Exercise goal: In the data that follows, count each line holding the string "name"; answer with the number only.
Data shown start
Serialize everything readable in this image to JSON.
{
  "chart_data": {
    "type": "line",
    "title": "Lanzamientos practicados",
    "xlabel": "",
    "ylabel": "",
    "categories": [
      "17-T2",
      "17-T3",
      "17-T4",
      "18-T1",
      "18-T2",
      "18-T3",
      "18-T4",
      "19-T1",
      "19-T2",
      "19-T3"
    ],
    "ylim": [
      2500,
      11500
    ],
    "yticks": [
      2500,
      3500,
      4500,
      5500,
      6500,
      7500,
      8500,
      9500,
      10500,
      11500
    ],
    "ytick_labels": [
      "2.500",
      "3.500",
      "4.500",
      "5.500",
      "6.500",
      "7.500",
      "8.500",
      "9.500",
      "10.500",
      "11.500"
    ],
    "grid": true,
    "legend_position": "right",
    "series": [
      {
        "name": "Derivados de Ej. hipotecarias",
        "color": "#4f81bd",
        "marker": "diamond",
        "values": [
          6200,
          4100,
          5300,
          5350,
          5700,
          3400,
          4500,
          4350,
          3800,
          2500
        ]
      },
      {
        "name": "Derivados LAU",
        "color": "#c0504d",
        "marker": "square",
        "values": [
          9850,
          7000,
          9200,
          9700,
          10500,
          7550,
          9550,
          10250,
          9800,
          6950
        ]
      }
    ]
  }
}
Data shown end
Result of this task: 2